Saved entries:

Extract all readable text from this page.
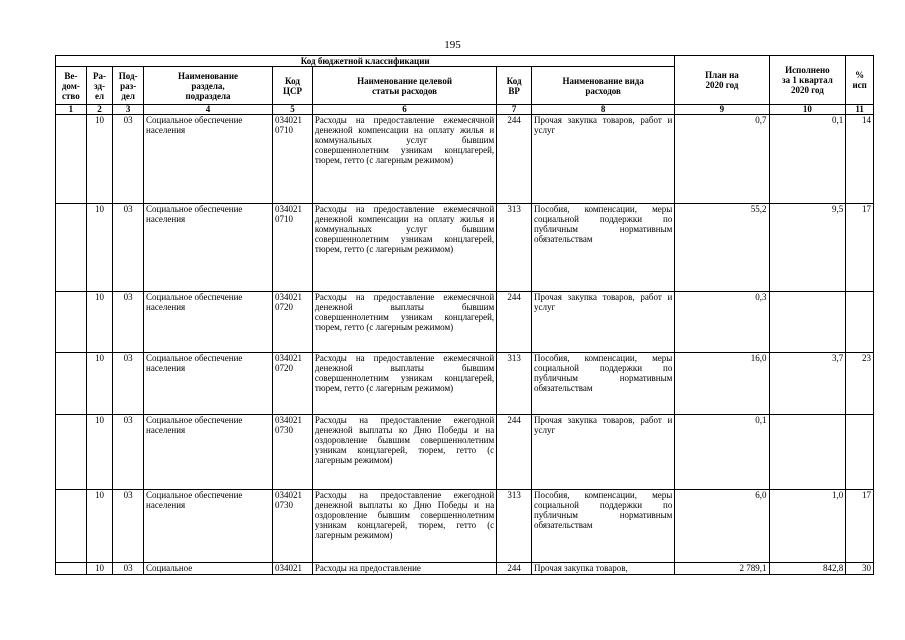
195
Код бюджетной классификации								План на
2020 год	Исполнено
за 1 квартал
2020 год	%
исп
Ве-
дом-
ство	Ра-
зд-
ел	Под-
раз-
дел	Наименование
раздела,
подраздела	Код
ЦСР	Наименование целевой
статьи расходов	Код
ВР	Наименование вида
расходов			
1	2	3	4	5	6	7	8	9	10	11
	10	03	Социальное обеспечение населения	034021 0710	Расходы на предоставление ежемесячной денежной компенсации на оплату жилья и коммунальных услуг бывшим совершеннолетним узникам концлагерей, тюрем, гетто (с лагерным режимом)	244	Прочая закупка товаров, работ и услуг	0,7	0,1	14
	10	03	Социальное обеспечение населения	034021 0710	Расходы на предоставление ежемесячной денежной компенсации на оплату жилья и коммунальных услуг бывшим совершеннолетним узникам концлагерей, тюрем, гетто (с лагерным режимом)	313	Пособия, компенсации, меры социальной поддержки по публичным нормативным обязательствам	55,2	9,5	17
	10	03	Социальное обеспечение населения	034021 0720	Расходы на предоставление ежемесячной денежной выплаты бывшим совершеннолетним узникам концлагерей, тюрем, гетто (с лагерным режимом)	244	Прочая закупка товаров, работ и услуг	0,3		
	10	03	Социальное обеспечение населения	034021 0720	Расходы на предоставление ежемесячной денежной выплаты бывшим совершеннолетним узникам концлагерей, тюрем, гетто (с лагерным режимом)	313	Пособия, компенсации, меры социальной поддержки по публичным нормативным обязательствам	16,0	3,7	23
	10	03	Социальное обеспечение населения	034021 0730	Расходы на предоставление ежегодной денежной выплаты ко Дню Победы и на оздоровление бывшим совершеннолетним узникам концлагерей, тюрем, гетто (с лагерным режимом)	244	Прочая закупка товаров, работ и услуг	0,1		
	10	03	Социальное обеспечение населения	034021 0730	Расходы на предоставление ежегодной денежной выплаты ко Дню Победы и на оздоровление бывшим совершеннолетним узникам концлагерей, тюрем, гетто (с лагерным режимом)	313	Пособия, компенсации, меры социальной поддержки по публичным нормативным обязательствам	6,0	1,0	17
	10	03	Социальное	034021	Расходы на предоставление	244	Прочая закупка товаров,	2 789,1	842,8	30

◆ **WHAT IS REQUIRED**:
Write the listing above out again exactly, dropping each image.

◆ **OUTPUT OF THE EXERCISE**:
Extract all readable text from this page.
195
Код бюджетной классификации								План на
2020 год	Исполнено
за 1 квартал
2020 год	%
исп
Ве-
дом-
ство	Ра-
зд-
ел	Под-
раз-
дел	Наименование
раздела,
подраздела	Код
ЦСР	Наименование целевой
статьи расходов	Код
ВР	Наименование вида
расходов			
1	2	3	4	5	6	7	8	9	10	11
	10	03	Социальное обеспечение населения	034021 0710	Расходы на предоставление ежемесячной денежной компенсации на оплату жилья и коммунальных услуг бывшим совершеннолетним узникам концлагерей, тюрем, гетто (с лагерным режимом)	244	Прочая закупка товаров, работ и услуг	0,7	0,1	14
	10	03	Социальное обеспечение населения	034021 0710	Расходы на предоставление ежемесячной денежной компенсации на оплату жилья и коммунальных услуг бывшим совершеннолетним узникам концлагерей, тюрем, гетто (с лагерным режимом)	313	Пособия, компенсации, меры социальной поддержки по публичным нормативным обязательствам	55,2	9,5	17
	10	03	Социальное обеспечение населения	034021 0720	Расходы на предоставление ежемесячной денежной выплаты бывшим совершеннолетним узникам концлагерей, тюрем, гетто (с лагерным режимом)	244	Прочая закупка товаров, работ и услуг	0,3		
	10	03	Социальное обеспечение населения	034021 0720	Расходы на предоставление ежемесячной денежной выплаты бывшим совершеннолетним узникам концлагерей, тюрем, гетто (с лагерным режимом)	313	Пособия, компенсации, меры социальной поддержки по публичным нормативным обязательствам	16,0	3,7	23
	10	03	Социальное обеспечение населения	034021 0730	Расходы на предоставление ежегодной денежной выплаты ко Дню Победы и на оздоровление бывшим совершеннолетним узникам концлагерей, тюрем, гетто (с лагерным режимом)	244	Прочая закупка товаров, работ и услуг	0,1		
	10	03	Социальное обеспечение населения	034021 0730	Расходы на предоставление ежегодной денежной выплаты ко Дню Победы и на оздоровление бывшим совершеннолетним узникам концлагерей, тюрем, гетто (с лагерным режимом)	313	Пособия, компенсации, меры социальной поддержки по публичным нормативным обязательствам	6,0	1,0	17
	10	03	Социальное	034021	Расходы на предоставление	244	Прочая закупка товаров,	2 789,1	842,8	30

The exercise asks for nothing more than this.